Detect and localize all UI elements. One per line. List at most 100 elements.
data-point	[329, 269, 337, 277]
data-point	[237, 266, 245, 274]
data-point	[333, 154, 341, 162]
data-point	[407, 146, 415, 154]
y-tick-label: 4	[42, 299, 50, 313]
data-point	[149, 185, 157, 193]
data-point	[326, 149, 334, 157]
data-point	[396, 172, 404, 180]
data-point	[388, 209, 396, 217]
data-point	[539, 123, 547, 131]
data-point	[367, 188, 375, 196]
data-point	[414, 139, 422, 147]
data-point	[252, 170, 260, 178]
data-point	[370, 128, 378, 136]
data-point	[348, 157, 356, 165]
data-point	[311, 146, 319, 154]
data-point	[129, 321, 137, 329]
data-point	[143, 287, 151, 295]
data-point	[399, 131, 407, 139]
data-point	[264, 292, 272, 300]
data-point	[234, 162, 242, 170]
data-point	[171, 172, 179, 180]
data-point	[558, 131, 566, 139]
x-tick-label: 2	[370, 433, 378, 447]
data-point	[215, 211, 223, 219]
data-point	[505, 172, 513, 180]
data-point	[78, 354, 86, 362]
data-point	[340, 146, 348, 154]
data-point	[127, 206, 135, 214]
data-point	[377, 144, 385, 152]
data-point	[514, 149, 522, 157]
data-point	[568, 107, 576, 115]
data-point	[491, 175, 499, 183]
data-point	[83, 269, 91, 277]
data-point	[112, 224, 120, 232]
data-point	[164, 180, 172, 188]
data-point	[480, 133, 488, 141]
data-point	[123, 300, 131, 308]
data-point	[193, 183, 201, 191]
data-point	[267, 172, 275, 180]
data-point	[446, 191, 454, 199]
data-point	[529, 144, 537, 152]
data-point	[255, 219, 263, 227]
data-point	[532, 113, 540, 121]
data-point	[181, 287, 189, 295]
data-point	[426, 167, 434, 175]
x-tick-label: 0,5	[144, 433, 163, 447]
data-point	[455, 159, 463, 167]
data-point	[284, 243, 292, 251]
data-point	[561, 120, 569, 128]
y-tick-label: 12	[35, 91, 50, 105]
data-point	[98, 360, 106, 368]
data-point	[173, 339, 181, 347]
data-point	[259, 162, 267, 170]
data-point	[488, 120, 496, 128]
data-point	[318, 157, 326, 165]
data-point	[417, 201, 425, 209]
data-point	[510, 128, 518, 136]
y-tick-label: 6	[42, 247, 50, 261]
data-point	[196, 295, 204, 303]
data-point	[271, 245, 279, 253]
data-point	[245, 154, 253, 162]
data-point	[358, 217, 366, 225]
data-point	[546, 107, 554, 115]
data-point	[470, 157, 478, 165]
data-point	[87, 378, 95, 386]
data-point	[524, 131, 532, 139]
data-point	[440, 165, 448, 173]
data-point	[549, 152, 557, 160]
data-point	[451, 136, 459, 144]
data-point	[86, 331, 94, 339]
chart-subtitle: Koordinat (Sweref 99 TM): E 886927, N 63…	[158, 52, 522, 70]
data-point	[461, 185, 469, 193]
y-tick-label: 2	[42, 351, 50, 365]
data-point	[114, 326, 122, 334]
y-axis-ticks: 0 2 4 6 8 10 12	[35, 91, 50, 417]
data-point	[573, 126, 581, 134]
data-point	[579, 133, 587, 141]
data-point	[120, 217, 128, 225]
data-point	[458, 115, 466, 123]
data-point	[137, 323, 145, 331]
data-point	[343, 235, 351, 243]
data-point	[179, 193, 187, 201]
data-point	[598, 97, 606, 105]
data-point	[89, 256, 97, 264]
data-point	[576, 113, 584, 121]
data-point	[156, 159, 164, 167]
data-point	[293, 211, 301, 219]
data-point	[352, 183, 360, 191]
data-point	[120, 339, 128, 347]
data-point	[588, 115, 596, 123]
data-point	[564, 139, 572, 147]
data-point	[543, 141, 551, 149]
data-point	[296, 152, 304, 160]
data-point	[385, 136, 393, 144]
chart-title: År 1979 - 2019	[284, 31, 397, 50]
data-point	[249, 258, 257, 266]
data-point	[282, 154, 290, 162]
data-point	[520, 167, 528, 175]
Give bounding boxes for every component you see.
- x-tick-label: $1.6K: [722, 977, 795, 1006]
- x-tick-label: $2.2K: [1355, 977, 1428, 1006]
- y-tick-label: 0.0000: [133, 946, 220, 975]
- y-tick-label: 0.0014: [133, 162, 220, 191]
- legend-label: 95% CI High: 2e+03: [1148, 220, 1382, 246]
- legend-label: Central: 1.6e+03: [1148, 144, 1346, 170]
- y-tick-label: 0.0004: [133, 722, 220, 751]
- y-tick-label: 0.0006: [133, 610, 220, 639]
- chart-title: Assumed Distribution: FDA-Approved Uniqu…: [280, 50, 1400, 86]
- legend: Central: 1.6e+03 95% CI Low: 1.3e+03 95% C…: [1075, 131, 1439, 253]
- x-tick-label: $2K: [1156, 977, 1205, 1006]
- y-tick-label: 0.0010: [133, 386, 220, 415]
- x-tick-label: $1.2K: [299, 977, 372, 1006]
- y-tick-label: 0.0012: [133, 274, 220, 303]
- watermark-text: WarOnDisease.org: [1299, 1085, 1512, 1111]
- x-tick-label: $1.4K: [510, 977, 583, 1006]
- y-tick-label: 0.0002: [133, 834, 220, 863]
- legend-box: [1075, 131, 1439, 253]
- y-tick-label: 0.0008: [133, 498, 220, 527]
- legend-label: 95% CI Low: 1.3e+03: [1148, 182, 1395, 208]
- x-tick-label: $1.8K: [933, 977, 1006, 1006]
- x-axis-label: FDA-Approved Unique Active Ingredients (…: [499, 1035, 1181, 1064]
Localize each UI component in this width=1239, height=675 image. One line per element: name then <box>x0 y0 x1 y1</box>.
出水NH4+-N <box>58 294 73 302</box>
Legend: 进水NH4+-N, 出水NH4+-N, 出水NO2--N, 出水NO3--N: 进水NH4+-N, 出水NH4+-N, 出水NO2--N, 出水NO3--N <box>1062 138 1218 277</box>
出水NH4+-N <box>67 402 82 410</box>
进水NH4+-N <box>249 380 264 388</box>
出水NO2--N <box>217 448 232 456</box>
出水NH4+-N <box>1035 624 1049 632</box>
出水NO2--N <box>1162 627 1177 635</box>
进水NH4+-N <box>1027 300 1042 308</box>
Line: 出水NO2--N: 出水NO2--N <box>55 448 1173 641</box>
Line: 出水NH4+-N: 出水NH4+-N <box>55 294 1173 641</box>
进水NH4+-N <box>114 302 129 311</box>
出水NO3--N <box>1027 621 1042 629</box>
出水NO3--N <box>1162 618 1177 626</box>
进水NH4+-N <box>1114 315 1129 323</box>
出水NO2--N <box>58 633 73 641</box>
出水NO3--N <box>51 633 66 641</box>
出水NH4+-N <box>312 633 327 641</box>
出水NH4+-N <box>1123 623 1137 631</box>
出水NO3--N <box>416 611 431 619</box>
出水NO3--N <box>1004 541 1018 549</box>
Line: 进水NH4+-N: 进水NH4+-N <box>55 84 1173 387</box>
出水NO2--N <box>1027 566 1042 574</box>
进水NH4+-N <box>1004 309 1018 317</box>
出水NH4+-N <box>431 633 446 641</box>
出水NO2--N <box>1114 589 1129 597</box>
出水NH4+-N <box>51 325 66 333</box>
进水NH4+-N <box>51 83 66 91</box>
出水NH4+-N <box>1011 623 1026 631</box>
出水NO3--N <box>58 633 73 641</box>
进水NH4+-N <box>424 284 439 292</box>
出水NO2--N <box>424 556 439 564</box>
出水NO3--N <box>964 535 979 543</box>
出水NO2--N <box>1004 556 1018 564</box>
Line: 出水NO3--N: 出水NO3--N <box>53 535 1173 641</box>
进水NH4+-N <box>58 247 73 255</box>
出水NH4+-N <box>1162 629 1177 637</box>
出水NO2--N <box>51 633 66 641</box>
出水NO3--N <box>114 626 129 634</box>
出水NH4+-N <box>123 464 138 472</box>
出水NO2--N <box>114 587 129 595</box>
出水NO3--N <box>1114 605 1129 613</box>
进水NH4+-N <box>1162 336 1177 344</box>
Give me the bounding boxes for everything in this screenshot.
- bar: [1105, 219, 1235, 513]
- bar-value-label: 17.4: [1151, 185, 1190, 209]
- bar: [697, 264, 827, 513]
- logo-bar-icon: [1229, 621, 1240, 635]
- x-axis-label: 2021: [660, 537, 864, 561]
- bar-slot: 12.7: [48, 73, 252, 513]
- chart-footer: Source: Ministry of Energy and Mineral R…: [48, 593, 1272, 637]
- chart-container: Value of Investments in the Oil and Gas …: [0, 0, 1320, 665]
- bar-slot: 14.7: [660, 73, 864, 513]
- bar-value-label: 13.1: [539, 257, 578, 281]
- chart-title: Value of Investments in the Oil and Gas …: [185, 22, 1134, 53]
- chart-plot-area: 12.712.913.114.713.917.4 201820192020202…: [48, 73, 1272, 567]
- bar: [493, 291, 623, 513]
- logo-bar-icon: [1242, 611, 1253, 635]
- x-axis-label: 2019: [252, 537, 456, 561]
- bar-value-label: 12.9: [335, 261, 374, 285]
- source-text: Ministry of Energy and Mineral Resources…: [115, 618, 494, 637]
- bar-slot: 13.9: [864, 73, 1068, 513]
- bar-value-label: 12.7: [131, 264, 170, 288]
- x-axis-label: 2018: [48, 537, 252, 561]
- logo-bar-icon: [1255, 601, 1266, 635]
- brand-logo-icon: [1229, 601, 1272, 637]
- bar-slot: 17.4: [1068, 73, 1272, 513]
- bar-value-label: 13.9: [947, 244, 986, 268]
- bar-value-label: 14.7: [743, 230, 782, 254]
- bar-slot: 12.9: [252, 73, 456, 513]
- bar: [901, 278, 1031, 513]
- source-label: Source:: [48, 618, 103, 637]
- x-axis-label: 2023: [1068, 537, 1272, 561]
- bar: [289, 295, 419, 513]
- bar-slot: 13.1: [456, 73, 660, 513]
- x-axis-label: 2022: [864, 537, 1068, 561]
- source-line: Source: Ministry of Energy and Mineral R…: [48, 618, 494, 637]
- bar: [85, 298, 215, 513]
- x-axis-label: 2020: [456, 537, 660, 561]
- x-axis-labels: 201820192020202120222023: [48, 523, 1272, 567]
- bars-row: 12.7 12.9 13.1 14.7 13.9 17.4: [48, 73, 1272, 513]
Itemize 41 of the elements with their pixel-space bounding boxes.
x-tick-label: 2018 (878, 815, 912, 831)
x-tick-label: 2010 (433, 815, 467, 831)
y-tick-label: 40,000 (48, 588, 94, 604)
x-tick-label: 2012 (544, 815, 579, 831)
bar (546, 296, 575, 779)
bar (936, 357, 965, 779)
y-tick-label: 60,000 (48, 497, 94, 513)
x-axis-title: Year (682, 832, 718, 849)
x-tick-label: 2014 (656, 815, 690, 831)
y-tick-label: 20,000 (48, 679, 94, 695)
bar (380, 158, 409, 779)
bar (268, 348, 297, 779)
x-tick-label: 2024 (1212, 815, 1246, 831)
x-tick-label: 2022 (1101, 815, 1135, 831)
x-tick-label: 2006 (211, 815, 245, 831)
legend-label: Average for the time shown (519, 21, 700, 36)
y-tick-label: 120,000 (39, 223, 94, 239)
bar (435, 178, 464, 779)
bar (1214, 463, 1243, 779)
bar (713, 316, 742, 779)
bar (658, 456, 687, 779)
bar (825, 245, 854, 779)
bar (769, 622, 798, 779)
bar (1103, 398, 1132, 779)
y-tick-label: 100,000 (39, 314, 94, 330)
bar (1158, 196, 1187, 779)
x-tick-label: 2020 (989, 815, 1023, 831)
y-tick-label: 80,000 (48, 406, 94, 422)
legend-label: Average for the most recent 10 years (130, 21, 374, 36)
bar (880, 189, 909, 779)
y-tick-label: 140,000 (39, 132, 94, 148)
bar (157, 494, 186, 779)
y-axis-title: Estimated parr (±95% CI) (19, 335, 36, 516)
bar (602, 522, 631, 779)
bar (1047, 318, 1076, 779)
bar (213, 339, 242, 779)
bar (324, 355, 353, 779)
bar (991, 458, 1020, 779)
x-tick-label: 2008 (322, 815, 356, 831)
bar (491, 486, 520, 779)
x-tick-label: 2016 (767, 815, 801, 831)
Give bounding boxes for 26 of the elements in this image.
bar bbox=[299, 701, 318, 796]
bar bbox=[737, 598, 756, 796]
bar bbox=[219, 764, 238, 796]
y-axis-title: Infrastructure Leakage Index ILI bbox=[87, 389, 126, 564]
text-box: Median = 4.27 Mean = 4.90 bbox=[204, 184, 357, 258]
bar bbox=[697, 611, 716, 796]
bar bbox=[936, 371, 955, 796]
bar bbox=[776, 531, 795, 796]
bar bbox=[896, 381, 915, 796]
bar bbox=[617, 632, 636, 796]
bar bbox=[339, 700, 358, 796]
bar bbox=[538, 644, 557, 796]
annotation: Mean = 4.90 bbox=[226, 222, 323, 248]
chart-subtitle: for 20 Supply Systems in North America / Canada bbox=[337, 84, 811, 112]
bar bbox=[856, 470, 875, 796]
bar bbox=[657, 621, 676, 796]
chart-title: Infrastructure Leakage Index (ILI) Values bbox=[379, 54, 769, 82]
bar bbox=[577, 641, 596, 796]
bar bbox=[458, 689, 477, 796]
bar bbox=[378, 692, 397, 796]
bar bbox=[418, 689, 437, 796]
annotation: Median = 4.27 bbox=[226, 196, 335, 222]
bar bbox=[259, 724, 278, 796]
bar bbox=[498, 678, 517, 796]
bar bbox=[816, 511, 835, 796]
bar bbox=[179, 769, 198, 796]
# # # #
Could you copy the data word for word, from the very beginning down through the line that contains "172, 179, 180]", including that line?

Detect and localize all UI elements. One per line. List at most 100 elements.
data-point	[329, 269, 337, 277]
data-point	[237, 266, 245, 274]
data-point	[333, 154, 341, 162]
data-point	[407, 146, 415, 154]
y-tick-label: 4	[42, 299, 50, 313]
data-point	[149, 185, 157, 193]
data-point	[326, 149, 334, 157]
data-point	[396, 172, 404, 180]
data-point	[388, 209, 396, 217]
data-point	[539, 123, 547, 131]
data-point	[367, 188, 375, 196]
data-point	[414, 139, 422, 147]
data-point	[252, 170, 260, 178]
data-point	[370, 128, 378, 136]
data-point	[348, 157, 356, 165]
data-point	[311, 146, 319, 154]
data-point	[129, 321, 137, 329]
data-point	[143, 287, 151, 295]
data-point	[399, 131, 407, 139]
data-point	[264, 292, 272, 300]
data-point	[234, 162, 242, 170]
data-point	[171, 172, 179, 180]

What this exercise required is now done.